What the exercise asks:
Copy every line of the records below word for word, omitting the pictures.

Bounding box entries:

-- -- --

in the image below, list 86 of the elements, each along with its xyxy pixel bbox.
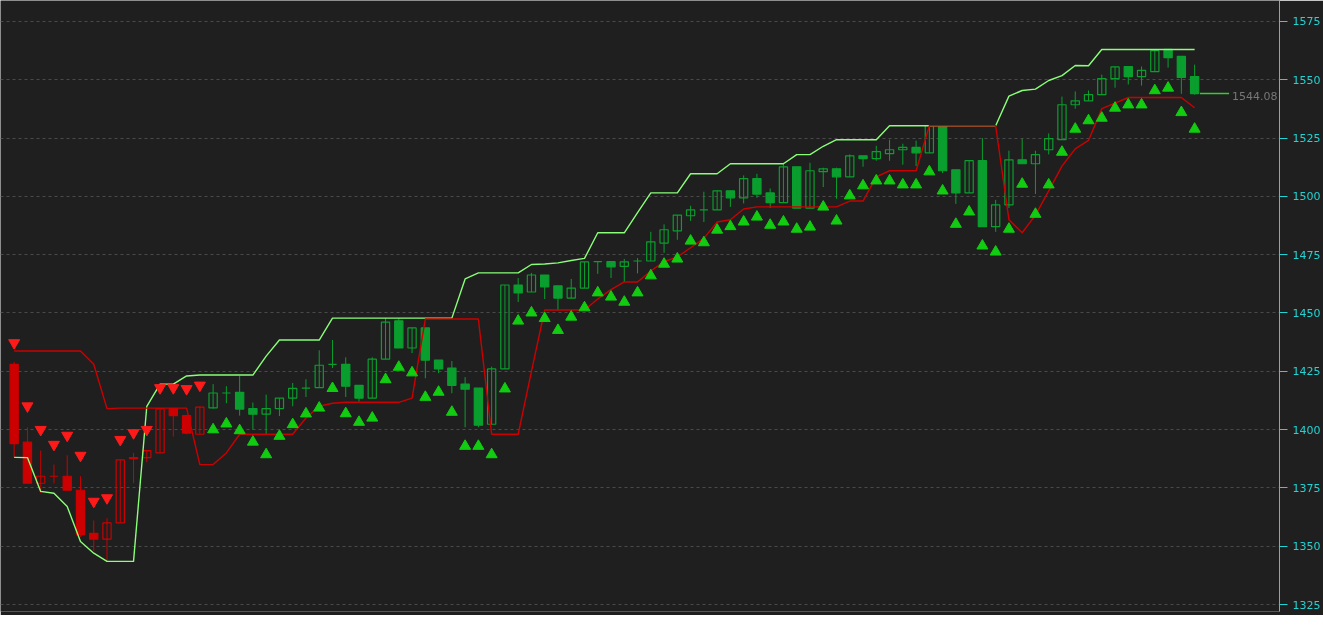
candlestick: [460, 376, 470, 428]
candlestick: [486, 366, 497, 425]
candlestick: [566, 278, 576, 299]
y-tick-label: 1525: [1292, 132, 1321, 146]
candlestick: [155, 408, 165, 454]
point: [127, 429, 140, 440]
candlestick: [818, 167, 828, 188]
point: [167, 384, 180, 395]
candlestick: [142, 449, 152, 463]
point: [34, 425, 47, 437]
candlestick: [261, 394, 271, 435]
y-tick-label: 1550: [1292, 73, 1321, 87]
candlestick: [539, 274, 550, 300]
candlestick: [712, 190, 722, 211]
candlestick: [394, 317, 404, 349]
candlestick: [619, 258, 629, 283]
candlestick: [102, 517, 112, 562]
candlestick: [964, 160, 974, 194]
candlestick: [579, 261, 590, 289]
point: [101, 494, 114, 505]
y-tick-label: 1450: [1292, 307, 1321, 320]
candlestick: [9, 361, 19, 459]
candlestick: [792, 166, 802, 209]
point: [47, 440, 60, 452]
y-tick-label: 1325: [1292, 598, 1321, 612]
point: [21, 402, 34, 413]
candlestick: [1097, 74, 1107, 96]
candlestick: [646, 231, 656, 262]
candlestick: [513, 277, 523, 303]
y-tick-label: 1475: [1292, 248, 1321, 262]
candlestick: [778, 162, 789, 204]
candlestick: [1030, 150, 1041, 195]
candlestick: [738, 174, 749, 204]
candlestick: [871, 145, 881, 162]
candlestick: [208, 383, 218, 410]
candlestick: [341, 356, 351, 398]
candlestick: [924, 125, 935, 154]
y-tick-label: 1375: [1292, 481, 1321, 495]
point: [74, 451, 87, 463]
point: [180, 385, 193, 396]
candlestick: [1070, 90, 1080, 110]
candlestick: [672, 214, 683, 241]
candlestick: [1150, 50, 1160, 73]
line-series: [13, 48, 1196, 563]
point: [193, 381, 206, 393]
y-tick-label: 1350: [1292, 540, 1321, 554]
candlestick: [1083, 90, 1094, 102]
candlestick: [990, 199, 1001, 233]
candlestick: [1136, 66, 1147, 87]
candlestick: [314, 349, 324, 389]
ref-line-label: 1544.08: [1232, 89, 1278, 103]
candlestick: [659, 223, 669, 254]
point: [154, 384, 167, 395]
candlestick: [35, 450, 46, 494]
candlestick: [380, 317, 391, 360]
point: [61, 431, 74, 443]
candlestick: [367, 356, 377, 399]
candlestick: [805, 162, 815, 209]
candlestick: [1017, 138, 1027, 165]
point: [140, 425, 153, 437]
candlestick: [1004, 150, 1014, 209]
candlestick: [685, 205, 696, 222]
candlestick: [433, 359, 444, 374]
point: [8, 339, 21, 350]
candlestick: [115, 459, 125, 524]
candlestick: [1110, 66, 1120, 89]
candlestick: [526, 272, 537, 293]
point: [114, 435, 127, 447]
y-tick-label: 1400: [1292, 423, 1321, 437]
point: [87, 497, 100, 509]
candlestick: [195, 405, 205, 435]
candlestick: [62, 454, 72, 491]
y-tick-label: 1500: [1292, 190, 1321, 204]
candlestick: [898, 143, 908, 166]
candlestick: [500, 284, 510, 370]
candlestick: [89, 520, 99, 552]
y-tick-label: 1425: [1292, 365, 1321, 379]
candlestick: [1057, 96, 1067, 141]
candlestick: [845, 153, 855, 178]
candlestick: [274, 397, 285, 417]
candlestick: [1044, 132, 1054, 155]
y-tick-label: 1575: [1292, 15, 1321, 29]
candlestick: [407, 327, 417, 354]
candlestick: [884, 139, 895, 162]
candlestick: [287, 382, 298, 407]
candlestick: [128, 452, 139, 484]
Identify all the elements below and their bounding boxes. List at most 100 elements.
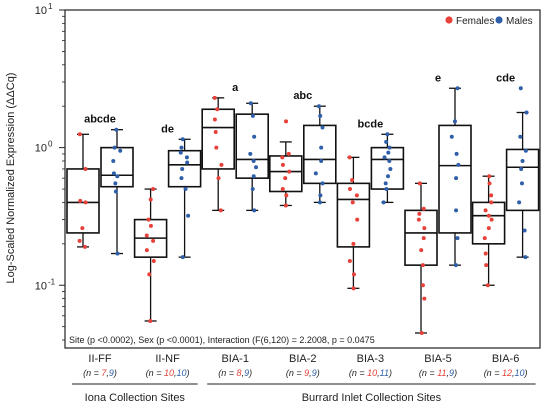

-- -- --

Solution to the exercise:
in the image below, list 86 of the elements, each along with its xyxy pixel bbox.
candlestick: [460, 376, 470, 428]
candlestick: [486, 366, 497, 425]
candlestick: [566, 278, 576, 299]
y-tick-label: 1525: [1292, 132, 1321, 146]
candlestick: [155, 408, 165, 454]
point: [127, 429, 140, 440]
candlestick: [818, 167, 828, 188]
point: [167, 384, 180, 395]
candlestick: [142, 449, 152, 463]
point: [34, 425, 47, 437]
candlestick: [261, 394, 271, 435]
y-tick-label: 1550: [1292, 73, 1321, 87]
candlestick: [539, 274, 550, 300]
candlestick: [712, 190, 722, 211]
candlestick: [394, 317, 404, 349]
candlestick: [619, 258, 629, 283]
candlestick: [102, 517, 112, 562]
candlestick: [964, 160, 974, 194]
candlestick: [579, 261, 590, 289]
point: [101, 494, 114, 505]
y-tick-label: 1450: [1292, 307, 1321, 320]
candlestick: [9, 361, 19, 459]
candlestick: [792, 166, 802, 209]
point: [47, 440, 60, 452]
y-tick-label: 1325: [1292, 598, 1321, 612]
point: [21, 402, 34, 413]
candlestick: [1097, 74, 1107, 96]
candlestick: [646, 231, 656, 262]
candlestick: [513, 277, 523, 303]
y-tick-label: 1475: [1292, 248, 1321, 262]
candlestick: [778, 162, 789, 204]
candlestick: [1030, 150, 1041, 195]
candlestick: [738, 174, 749, 204]
candlestick: [871, 145, 881, 162]
candlestick: [208, 383, 218, 410]
candlestick: [341, 356, 351, 398]
candlestick: [924, 125, 935, 154]
y-tick-label: 1375: [1292, 481, 1321, 495]
point: [74, 451, 87, 463]
point: [180, 385, 193, 396]
candlestick: [1070, 90, 1080, 110]
candlestick: [672, 214, 683, 241]
candlestick: [1150, 50, 1160, 73]
line-series: [13, 48, 1196, 563]
point: [193, 381, 206, 393]
y-tick-label: 1350: [1292, 540, 1321, 554]
candlestick: [1083, 90, 1094, 102]
candlestick: [990, 199, 1001, 233]
candlestick: [1136, 66, 1147, 87]
candlestick: [314, 349, 324, 389]
ref-line-label: 1544.08: [1232, 89, 1278, 103]
candlestick: [659, 223, 669, 254]
point: [154, 384, 167, 395]
candlestick: [35, 450, 46, 494]
candlestick: [380, 317, 391, 360]
point: [61, 431, 74, 443]
candlestick: [367, 356, 377, 399]
candlestick: [805, 162, 815, 209]
candlestick: [1017, 138, 1027, 165]
point: [140, 425, 153, 437]
candlestick: [1004, 150, 1014, 209]
candlestick: [685, 205, 696, 222]
candlestick: [433, 359, 444, 374]
point: [8, 339, 21, 350]
candlestick: [115, 459, 125, 524]
candlestick: [1110, 66, 1120, 89]
candlestick: [526, 272, 537, 293]
point: [114, 435, 127, 447]
y-tick-label: 1400: [1292, 423, 1321, 437]
point: [87, 497, 100, 509]
candlestick: [195, 405, 205, 435]
candlestick: [62, 454, 72, 491]
y-tick-label: 1500: [1292, 190, 1321, 204]
candlestick: [898, 143, 908, 166]
candlestick: [500, 284, 510, 370]
candlestick: [89, 520, 99, 552]
y-tick-label: 1425: [1292, 365, 1321, 379]
candlestick: [1057, 96, 1067, 141]
candlestick: [845, 153, 855, 178]
candlestick: [274, 397, 285, 417]
candlestick: [1044, 132, 1054, 155]
y-tick-label: 1575: [1292, 15, 1321, 29]
candlestick: [407, 327, 417, 354]
candlestick: [884, 139, 895, 162]
candlestick: [287, 382, 298, 407]
candlestick: [128, 452, 139, 484]
Identify all the elements below and their bounding boxes. List at most 100 elements.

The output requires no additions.